[start]

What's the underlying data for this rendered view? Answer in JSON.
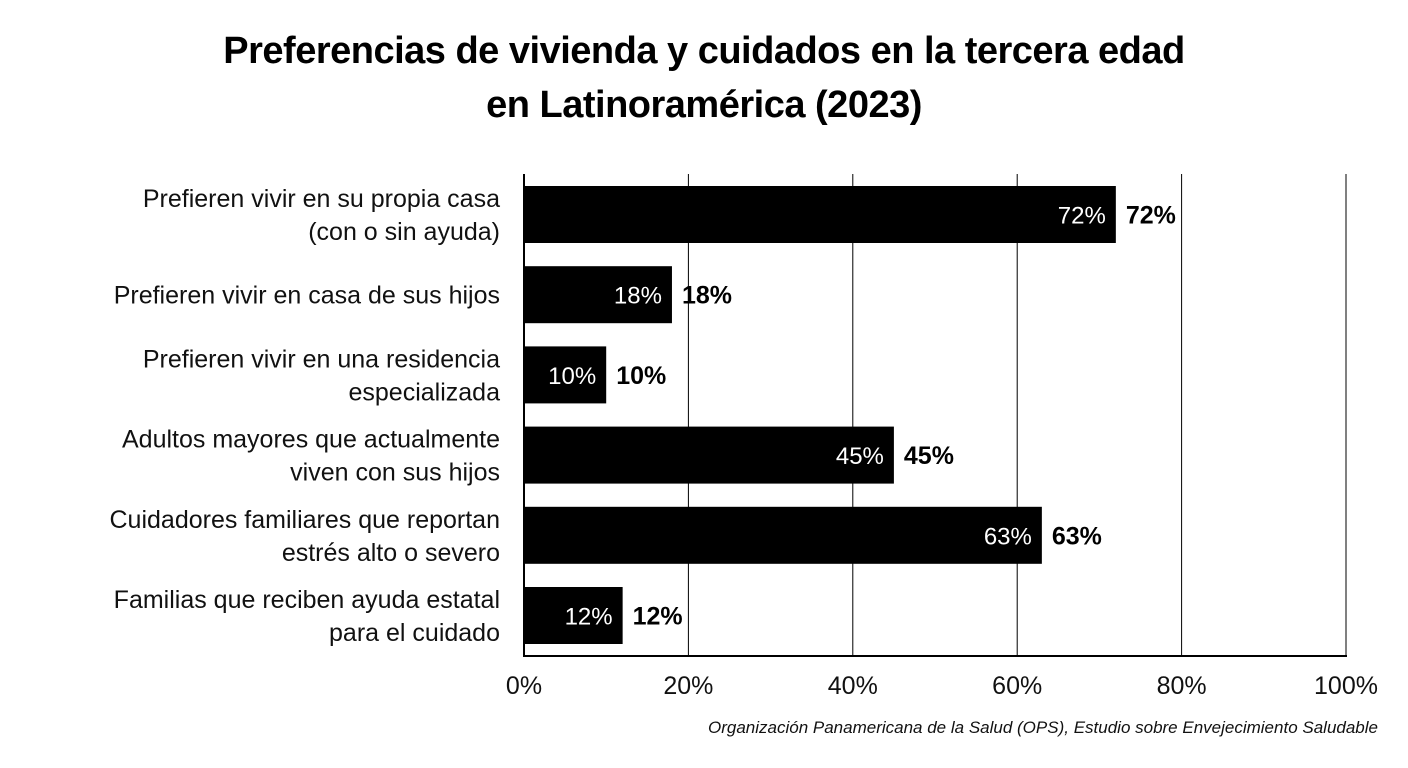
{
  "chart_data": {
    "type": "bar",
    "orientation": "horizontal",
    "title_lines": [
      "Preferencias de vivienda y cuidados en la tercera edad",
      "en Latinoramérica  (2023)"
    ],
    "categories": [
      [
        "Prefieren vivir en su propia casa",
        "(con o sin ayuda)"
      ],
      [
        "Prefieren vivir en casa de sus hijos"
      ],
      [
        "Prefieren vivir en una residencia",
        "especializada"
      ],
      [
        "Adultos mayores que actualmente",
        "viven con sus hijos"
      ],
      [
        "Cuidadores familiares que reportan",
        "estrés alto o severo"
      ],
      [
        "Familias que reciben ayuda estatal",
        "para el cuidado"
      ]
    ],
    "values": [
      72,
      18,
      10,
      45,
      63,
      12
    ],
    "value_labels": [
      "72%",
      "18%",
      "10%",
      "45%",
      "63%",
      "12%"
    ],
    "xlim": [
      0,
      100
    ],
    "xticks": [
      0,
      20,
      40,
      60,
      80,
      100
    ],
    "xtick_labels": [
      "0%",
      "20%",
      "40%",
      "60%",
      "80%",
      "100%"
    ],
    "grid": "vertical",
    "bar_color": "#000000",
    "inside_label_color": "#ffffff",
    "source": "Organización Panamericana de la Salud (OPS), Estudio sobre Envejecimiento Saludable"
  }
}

[end]
[start]

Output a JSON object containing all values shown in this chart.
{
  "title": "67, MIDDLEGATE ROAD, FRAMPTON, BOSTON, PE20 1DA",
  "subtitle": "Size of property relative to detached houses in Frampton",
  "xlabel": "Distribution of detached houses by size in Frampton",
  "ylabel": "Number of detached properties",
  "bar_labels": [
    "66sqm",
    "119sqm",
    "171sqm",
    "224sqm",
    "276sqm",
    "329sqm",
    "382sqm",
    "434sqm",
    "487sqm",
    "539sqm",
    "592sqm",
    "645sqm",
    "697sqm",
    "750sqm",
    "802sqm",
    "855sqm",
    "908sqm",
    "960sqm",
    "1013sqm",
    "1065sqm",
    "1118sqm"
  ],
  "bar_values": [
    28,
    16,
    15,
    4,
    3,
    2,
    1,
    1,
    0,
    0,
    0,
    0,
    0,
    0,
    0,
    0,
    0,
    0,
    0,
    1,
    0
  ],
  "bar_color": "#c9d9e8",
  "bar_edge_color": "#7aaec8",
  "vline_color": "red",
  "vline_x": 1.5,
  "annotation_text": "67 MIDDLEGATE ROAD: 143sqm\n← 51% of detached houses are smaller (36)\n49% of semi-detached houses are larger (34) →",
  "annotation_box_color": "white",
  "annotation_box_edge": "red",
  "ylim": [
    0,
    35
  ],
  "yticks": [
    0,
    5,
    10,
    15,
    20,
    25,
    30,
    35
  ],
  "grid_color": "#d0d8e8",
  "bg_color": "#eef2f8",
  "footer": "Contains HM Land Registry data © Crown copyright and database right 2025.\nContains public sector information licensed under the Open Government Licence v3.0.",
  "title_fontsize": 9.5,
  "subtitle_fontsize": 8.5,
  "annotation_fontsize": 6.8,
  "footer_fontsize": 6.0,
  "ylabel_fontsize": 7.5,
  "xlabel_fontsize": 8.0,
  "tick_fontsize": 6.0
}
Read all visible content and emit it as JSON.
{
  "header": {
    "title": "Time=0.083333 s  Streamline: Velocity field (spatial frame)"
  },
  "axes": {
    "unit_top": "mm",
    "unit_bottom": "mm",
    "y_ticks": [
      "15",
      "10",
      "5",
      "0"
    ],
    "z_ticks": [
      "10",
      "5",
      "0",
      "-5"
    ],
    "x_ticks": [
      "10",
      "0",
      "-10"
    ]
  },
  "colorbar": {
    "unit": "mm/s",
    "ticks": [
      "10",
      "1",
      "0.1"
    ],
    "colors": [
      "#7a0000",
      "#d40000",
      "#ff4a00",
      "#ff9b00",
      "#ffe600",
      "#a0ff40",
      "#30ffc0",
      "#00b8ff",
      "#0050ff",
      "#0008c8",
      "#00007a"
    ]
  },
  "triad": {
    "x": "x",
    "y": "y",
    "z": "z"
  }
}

[end]

» Given instruction
For each line of the listing that holds the word "hijos", show that line.

» Output below
        "Prefieren vivir en casa de sus hijos"
        "viven con sus hijos"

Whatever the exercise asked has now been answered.